- _WRITTEN REQUEST_: Within the material below, find each line bearing the word "JSON" and present it.

[Extracted data entries]
★ ★ ★ ★

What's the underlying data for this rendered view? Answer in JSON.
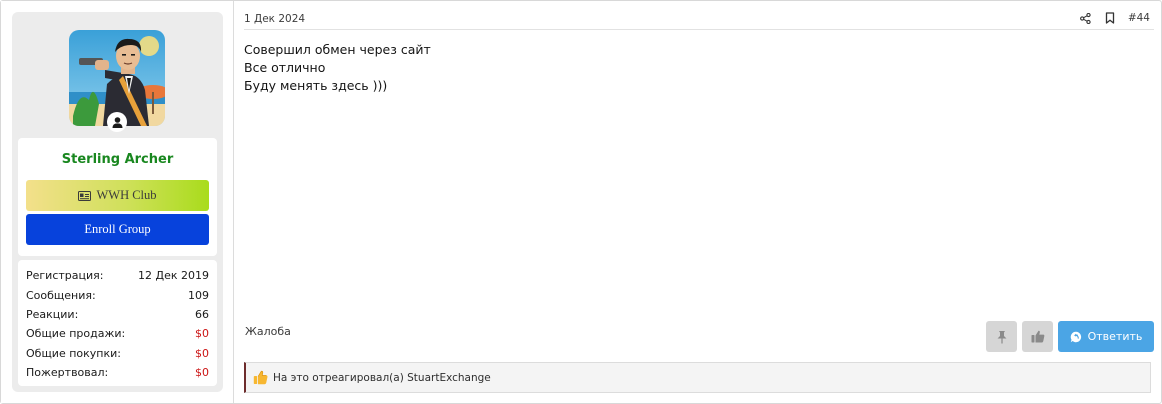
{
  "user": {
    "name": "Sterling Archer",
    "banners": {
      "wwh": "WWH Club",
      "enroll": "Enroll Group"
    },
    "stats": [
      {
        "label": "Регистрация:",
        "value": "12 Дек 2019",
        "highlight": false
      },
      {
        "label": "Сообщения:",
        "value": "109",
        "highlight": false
      },
      {
        "label": "Реакции:",
        "value": "66",
        "highlight": false
      },
      {
        "label": "Общие продажи:",
        "value": "$0",
        "highlight": true
      },
      {
        "label": "Общие покупки:",
        "value": "$0",
        "highlight": true
      },
      {
        "label": "Пожертвовал:",
        "value": "$0",
        "highlight": true
      }
    ]
  },
  "post": {
    "date": "1 Дек 2024",
    "number": "#44",
    "lines": [
      "Совершил обмен через сайт",
      "Все отлично",
      "Буду менять здесь )))"
    ],
    "report": "Жалоба",
    "reply": "Ответить",
    "reactions": "На это отреагировал(а) StuartExchange"
  },
  "icons": {
    "share": "share-icon",
    "bookmark": "bookmark-icon",
    "pin": "pin-icon",
    "like": "thumbs-up-icon",
    "reply": "reply-bubble-icon",
    "reaction": "thumbs-up-reaction-icon",
    "online": "user-online-icon",
    "banner": "id-card-icon"
  },
  "colors": {
    "username": "#19871f",
    "enroll_bg": "#0742dc",
    "reply_bg": "#4ba5e5",
    "money": "#cc1414"
  }
}
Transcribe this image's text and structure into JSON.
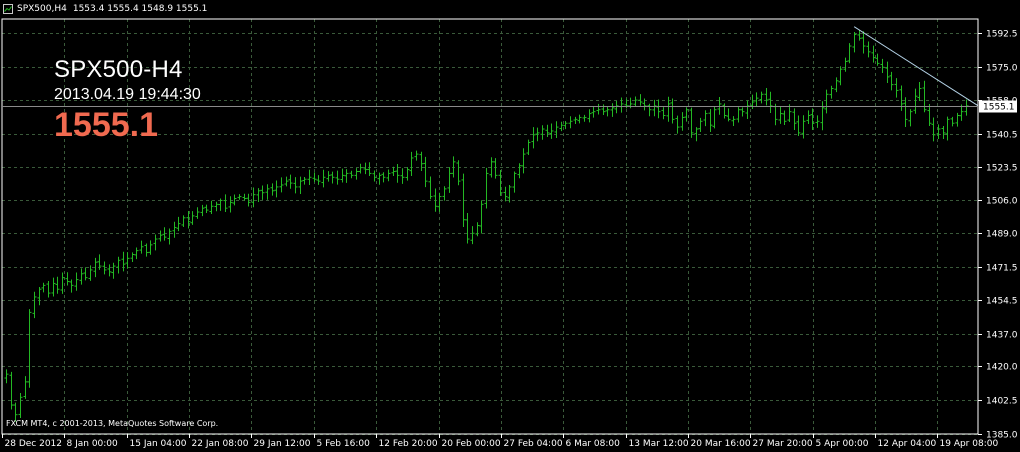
{
  "header": {
    "title": "SPX500,H4",
    "ohlc": "1553.4 1555.4 1548.9 1555.1"
  },
  "overlay": {
    "symbol": "SPX500-H4",
    "datetime": "2013.04.19 19:44:30",
    "price": "1555.1"
  },
  "footer": {
    "copyright": "FXCM MT4, c 2001-2013, MetaQuotes Software Corp."
  },
  "colors": {
    "background": "#000000",
    "candle": "#23b823",
    "grid": "#3a5a3a",
    "axis": "#ffffff",
    "trendline": "#b4d2e6",
    "price_text": "#f06a50",
    "current_price_box": "#ffffff"
  },
  "icons": {
    "header": "chart-window-icon"
  },
  "chart_data": {
    "type": "candlestick",
    "title": "",
    "xlabel": "",
    "ylabel": "",
    "ylim": [
      1385.0,
      1600.0
    ],
    "grid": true,
    "y_ticks": [
      "1592.5",
      "1575.0",
      "1558.0",
      "1540.5",
      "1523.5",
      "1506.0",
      "1489.0",
      "1471.5",
      "1454.5",
      "1437.0",
      "1420.0",
      "1402.5",
      "1385.0"
    ],
    "x_ticks": [
      "28 Dec 2012",
      "8 Jan 00:00",
      "15 Jan 04:00",
      "22 Jan 08:00",
      "29 Jan 12:00",
      "5 Feb 16:00",
      "12 Feb 20:00",
      "20 Feb 00:00",
      "27 Feb 04:00",
      "6 Mar 08:00",
      "13 Mar 12:00",
      "20 Mar 16:00",
      "27 Mar 20:00",
      "5 Apr 00:00",
      "12 Apr 04:00",
      "19 Apr 08:00"
    ],
    "current_price": "1555.1",
    "close_series": [
      1416,
      1400,
      1395,
      1404,
      1412,
      1448,
      1456,
      1460,
      1462,
      1458,
      1463,
      1460,
      1466,
      1464,
      1462,
      1465,
      1468,
      1466,
      1470,
      1474,
      1472,
      1470,
      1469,
      1472,
      1475,
      1473,
      1476,
      1478,
      1480,
      1482,
      1479,
      1483,
      1486,
      1488,
      1487,
      1490,
      1492,
      1494,
      1497,
      1495,
      1498,
      1500,
      1502,
      1501,
      1503,
      1504,
      1506,
      1502,
      1505,
      1507,
      1508,
      1507,
      1505,
      1509,
      1511,
      1510,
      1512,
      1511,
      1513,
      1514,
      1516,
      1515,
      1513,
      1516,
      1517,
      1518,
      1517,
      1516,
      1518,
      1519,
      1518,
      1517,
      1519,
      1520,
      1519,
      1521,
      1523,
      1522,
      1520,
      1518,
      1519,
      1518,
      1520,
      1521,
      1519,
      1518,
      1522,
      1528,
      1530,
      1525,
      1516,
      1508,
      1503,
      1508,
      1512,
      1520,
      1526,
      1516,
      1496,
      1486,
      1489,
      1493,
      1504,
      1520,
      1526,
      1519,
      1510,
      1508,
      1513,
      1520,
      1524,
      1530,
      1536,
      1540,
      1541,
      1543,
      1541,
      1542,
      1544,
      1545,
      1546,
      1547,
      1548,
      1549,
      1549,
      1551,
      1552,
      1553,
      1552,
      1553,
      1554,
      1555,
      1556,
      1555,
      1556,
      1558,
      1557,
      1555,
      1553,
      1555,
      1552,
      1550,
      1556,
      1548,
      1544,
      1549,
      1553,
      1541,
      1543,
      1547,
      1551,
      1545,
      1553,
      1556,
      1550,
      1548,
      1548,
      1553,
      1552,
      1555,
      1557,
      1559,
      1561,
      1558,
      1555,
      1548,
      1551,
      1547,
      1552,
      1546,
      1541,
      1547,
      1550,
      1546,
      1547,
      1554,
      1561,
      1564,
      1568,
      1574,
      1578,
      1586,
      1592,
      1590,
      1586,
      1583,
      1580,
      1577,
      1575,
      1570,
      1566,
      1563,
      1556,
      1548,
      1552,
      1560,
      1564,
      1553,
      1546,
      1540,
      1543,
      1541,
      1548,
      1546,
      1550,
      1552,
      1555
    ]
  }
}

★ ★ ★ ★

- _RESULT_:
What's the underlying data for this rendered view? Answer in JSON.
Transcribe this image's text and structure into JSON.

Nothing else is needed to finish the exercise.